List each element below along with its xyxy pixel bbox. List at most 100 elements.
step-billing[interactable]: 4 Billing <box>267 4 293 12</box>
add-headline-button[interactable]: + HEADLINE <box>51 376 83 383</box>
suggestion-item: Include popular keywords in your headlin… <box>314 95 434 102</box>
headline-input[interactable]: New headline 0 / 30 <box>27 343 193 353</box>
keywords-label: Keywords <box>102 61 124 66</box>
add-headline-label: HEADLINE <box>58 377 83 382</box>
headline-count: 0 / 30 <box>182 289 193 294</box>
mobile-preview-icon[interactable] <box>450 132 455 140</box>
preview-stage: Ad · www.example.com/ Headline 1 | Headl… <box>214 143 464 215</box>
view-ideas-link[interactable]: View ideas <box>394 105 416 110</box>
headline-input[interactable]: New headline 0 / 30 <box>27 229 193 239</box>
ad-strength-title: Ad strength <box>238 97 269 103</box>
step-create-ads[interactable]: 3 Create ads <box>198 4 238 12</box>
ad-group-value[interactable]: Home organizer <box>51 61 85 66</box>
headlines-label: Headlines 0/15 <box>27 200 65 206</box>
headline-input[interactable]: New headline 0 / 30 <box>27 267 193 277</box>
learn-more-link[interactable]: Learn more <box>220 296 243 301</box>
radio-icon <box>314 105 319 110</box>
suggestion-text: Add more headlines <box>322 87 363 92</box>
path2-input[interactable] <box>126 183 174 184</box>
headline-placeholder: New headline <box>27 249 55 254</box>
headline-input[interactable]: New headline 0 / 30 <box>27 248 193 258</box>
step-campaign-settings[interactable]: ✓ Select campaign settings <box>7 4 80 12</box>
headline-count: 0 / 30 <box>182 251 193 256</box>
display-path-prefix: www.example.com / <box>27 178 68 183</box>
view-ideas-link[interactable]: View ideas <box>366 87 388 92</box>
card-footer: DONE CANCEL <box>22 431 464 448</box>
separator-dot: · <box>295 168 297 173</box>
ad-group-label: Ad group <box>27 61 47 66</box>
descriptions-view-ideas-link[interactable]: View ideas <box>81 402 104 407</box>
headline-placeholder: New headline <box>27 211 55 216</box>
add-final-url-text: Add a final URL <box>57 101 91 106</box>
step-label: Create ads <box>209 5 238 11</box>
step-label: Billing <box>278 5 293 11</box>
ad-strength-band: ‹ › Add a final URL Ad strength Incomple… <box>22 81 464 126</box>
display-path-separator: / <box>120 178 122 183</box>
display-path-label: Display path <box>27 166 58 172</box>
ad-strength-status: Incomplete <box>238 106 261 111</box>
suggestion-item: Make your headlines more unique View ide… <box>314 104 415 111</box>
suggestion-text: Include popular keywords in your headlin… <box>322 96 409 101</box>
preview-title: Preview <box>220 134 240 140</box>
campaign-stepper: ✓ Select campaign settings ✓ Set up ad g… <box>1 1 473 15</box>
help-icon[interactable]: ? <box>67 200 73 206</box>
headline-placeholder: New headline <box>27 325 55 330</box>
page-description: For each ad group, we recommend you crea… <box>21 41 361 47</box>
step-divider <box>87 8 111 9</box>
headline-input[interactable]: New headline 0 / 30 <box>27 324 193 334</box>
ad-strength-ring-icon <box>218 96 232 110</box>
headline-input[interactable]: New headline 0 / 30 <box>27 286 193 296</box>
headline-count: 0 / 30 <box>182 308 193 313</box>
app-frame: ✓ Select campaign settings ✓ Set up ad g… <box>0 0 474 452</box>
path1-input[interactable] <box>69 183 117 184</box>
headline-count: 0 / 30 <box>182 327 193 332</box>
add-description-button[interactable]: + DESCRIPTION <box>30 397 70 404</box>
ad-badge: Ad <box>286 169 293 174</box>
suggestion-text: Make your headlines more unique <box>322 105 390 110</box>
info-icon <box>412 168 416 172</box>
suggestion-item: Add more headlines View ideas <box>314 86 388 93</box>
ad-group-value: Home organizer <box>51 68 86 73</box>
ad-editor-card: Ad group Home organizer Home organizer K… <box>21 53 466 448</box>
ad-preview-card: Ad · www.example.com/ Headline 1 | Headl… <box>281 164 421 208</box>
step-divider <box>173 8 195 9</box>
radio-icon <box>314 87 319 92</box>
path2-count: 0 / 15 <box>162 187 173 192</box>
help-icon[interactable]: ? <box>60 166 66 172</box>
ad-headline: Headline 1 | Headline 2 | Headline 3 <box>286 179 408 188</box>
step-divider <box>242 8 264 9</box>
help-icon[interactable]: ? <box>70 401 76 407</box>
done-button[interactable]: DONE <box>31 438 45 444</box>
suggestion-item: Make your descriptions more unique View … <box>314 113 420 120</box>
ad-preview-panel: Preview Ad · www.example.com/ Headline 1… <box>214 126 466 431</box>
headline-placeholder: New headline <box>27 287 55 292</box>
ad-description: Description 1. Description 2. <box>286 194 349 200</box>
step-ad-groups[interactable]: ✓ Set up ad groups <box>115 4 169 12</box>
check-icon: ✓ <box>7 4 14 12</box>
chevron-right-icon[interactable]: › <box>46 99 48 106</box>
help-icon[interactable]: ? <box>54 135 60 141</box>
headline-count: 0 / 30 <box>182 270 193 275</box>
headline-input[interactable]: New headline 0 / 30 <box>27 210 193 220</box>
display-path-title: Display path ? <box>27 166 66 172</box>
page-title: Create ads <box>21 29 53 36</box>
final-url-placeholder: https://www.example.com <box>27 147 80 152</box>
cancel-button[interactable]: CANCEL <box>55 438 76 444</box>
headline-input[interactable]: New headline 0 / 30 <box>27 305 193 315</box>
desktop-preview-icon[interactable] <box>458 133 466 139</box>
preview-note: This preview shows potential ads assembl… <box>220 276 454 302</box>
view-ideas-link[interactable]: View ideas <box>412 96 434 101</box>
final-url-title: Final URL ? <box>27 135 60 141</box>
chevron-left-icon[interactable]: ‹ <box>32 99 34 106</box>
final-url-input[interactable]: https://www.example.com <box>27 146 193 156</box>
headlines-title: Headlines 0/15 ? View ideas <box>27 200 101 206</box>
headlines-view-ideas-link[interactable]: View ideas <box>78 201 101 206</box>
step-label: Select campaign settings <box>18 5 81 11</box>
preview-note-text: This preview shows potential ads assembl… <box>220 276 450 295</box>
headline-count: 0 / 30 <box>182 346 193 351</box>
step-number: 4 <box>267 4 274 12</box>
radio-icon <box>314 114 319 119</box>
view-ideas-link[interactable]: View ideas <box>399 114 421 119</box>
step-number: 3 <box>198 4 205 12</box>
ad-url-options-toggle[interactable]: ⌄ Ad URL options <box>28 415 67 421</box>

● ● ● ● ● ● ●

■ **Your task**:
Copy all of the material above line for line, changing nothing.

■ **Exercise output**:
List each element below along with its xyxy pixel bbox. List at most 100 elements.
step-billing[interactable]: 4 Billing <box>267 4 293 12</box>
add-headline-button[interactable]: + HEADLINE <box>51 376 83 383</box>
suggestion-item: Include popular keywords in your headlin… <box>314 95 434 102</box>
headline-input[interactable]: New headline 0 / 30 <box>27 343 193 353</box>
keywords-label: Keywords <box>102 61 124 66</box>
add-headline-label: HEADLINE <box>58 377 83 382</box>
headline-count: 0 / 30 <box>182 289 193 294</box>
mobile-preview-icon[interactable] <box>450 132 455 140</box>
preview-stage: Ad · www.example.com/ Headline 1 | Headl… <box>214 143 464 215</box>
view-ideas-link[interactable]: View ideas <box>394 105 416 110</box>
headline-input[interactable]: New headline 0 / 30 <box>27 229 193 239</box>
ad-strength-title: Ad strength <box>238 97 269 103</box>
step-create-ads[interactable]: 3 Create ads <box>198 4 238 12</box>
ad-group-value[interactable]: Home organizer <box>51 61 85 66</box>
headlines-label: Headlines 0/15 <box>27 200 65 206</box>
headline-input[interactable]: New headline 0 / 30 <box>27 267 193 277</box>
learn-more-link[interactable]: Learn more <box>220 296 243 301</box>
radio-icon <box>314 105 319 110</box>
suggestion-text: Add more headlines <box>322 87 363 92</box>
path2-input[interactable] <box>126 183 174 184</box>
headline-placeholder: New headline <box>27 249 55 254</box>
headline-input[interactable]: New headline 0 / 30 <box>27 248 193 258</box>
step-campaign-settings[interactable]: ✓ Select campaign settings <box>7 4 80 12</box>
headline-count: 0 / 30 <box>182 251 193 256</box>
display-path-prefix: www.example.com / <box>27 178 68 183</box>
view-ideas-link[interactable]: View ideas <box>366 87 388 92</box>
card-footer: DONE CANCEL <box>22 431 464 448</box>
separator-dot: · <box>295 168 297 173</box>
ad-group-label: Ad group <box>27 61 47 66</box>
descriptions-view-ideas-link[interactable]: View ideas <box>81 402 104 407</box>
headline-placeholder: New headline <box>27 211 55 216</box>
add-final-url-text: Add a final URL <box>57 101 91 106</box>
step-label: Create ads <box>209 5 238 11</box>
step-label: Billing <box>278 5 293 11</box>
ad-strength-band: ‹ › Add a final URL Ad strength Incomple… <box>22 81 464 126</box>
display-path-separator: / <box>120 178 122 183</box>
display-path-label: Display path <box>27 166 58 172</box>
ad-strength-status: Incomplete <box>238 106 261 111</box>
suggestion-item: Make your headlines more unique View ide… <box>314 104 415 111</box>
suggestion-text: Include popular keywords in your headlin… <box>322 96 409 101</box>
preview-title: Preview <box>220 134 240 140</box>
campaign-stepper: ✓ Select campaign settings ✓ Set up ad g… <box>1 1 473 15</box>
help-icon[interactable]: ? <box>67 200 73 206</box>
headline-placeholder: New headline <box>27 325 55 330</box>
page-description: For each ad group, we recommend you crea… <box>21 41 361 47</box>
step-divider <box>87 8 111 9</box>
headline-input[interactable]: New headline 0 / 30 <box>27 324 193 334</box>
ad-strength-ring-icon <box>218 96 232 110</box>
headline-input[interactable]: New headline 0 / 30 <box>27 286 193 296</box>
headline-count: 0 / 30 <box>182 308 193 313</box>
app-frame: ✓ Select campaign settings ✓ Set up ad g… <box>0 0 474 452</box>
path1-input[interactable] <box>69 183 117 184</box>
headline-count: 0 / 30 <box>182 327 193 332</box>
add-description-button[interactable]: + DESCRIPTION <box>30 397 70 404</box>
ad-badge: Ad <box>286 169 293 174</box>
suggestion-text: Make your headlines more unique <box>322 105 390 110</box>
info-icon <box>412 168 416 172</box>
suggestion-item: Add more headlines View ideas <box>314 86 388 93</box>
ad-group-value: Home organizer <box>51 68 86 73</box>
ad-editor-card: Ad group Home organizer Home organizer K… <box>21 53 466 448</box>
ad-preview-card: Ad · www.example.com/ Headline 1 | Headl… <box>281 164 421 208</box>
step-divider <box>173 8 195 9</box>
radio-icon <box>314 87 319 92</box>
path2-count: 0 / 15 <box>162 187 173 192</box>
help-icon[interactable]: ? <box>60 166 66 172</box>
ad-headline: Headline 1 | Headline 2 | Headline 3 <box>286 179 408 188</box>
step-divider <box>242 8 264 9</box>
help-icon[interactable]: ? <box>70 401 76 407</box>
done-button[interactable]: DONE <box>31 438 45 444</box>
suggestion-item: Make your descriptions more unique View … <box>314 113 420 120</box>
ad-preview-panel: Preview Ad · www.example.com/ Headline 1… <box>214 126 466 431</box>
headline-placeholder: New headline <box>27 287 55 292</box>
ad-description: Description 1. Description 2. <box>286 194 349 200</box>
step-ad-groups[interactable]: ✓ Set up ad groups <box>115 4 169 12</box>
check-icon: ✓ <box>7 4 14 12</box>
chevron-right-icon[interactable]: › <box>46 99 48 106</box>
help-icon[interactable]: ? <box>54 135 60 141</box>
headline-count: 0 / 30 <box>182 270 193 275</box>
headline-input[interactable]: New headline 0 / 30 <box>27 210 193 220</box>
display-path-title: Display path ? <box>27 166 66 172</box>
page-title: Create ads <box>21 29 53 36</box>
final-url-placeholder: https://www.example.com <box>27 147 80 152</box>
cancel-button[interactable]: CANCEL <box>55 438 76 444</box>
headline-input[interactable]: New headline 0 / 30 <box>27 305 193 315</box>
desktop-preview-icon[interactable] <box>458 133 466 139</box>
preview-note: This preview shows potential ads assembl… <box>220 276 454 302</box>
view-ideas-link[interactable]: View ideas <box>412 96 434 101</box>
final-url-title: Final URL ? <box>27 135 60 141</box>
chevron-left-icon[interactable]: ‹ <box>32 99 34 106</box>
final-url-input[interactable]: https://www.example.com <box>27 146 193 156</box>
headlines-title: Headlines 0/15 ? View ideas <box>27 200 101 206</box>
headlines-view-ideas-link[interactable]: View ideas <box>78 201 101 206</box>
step-label: Select campaign settings <box>18 5 81 11</box>
preview-note-text: This preview shows potential ads assembl… <box>220 276 450 295</box>
headline-count: 0 / 30 <box>182 346 193 351</box>
step-number: 4 <box>267 4 274 12</box>
radio-icon <box>314 114 319 119</box>
view-ideas-link[interactable]: View ideas <box>399 114 421 119</box>
step-number: 3 <box>198 4 205 12</box>
ad-url-options-toggle[interactable]: ⌄ Ad URL options <box>28 415 67 421</box>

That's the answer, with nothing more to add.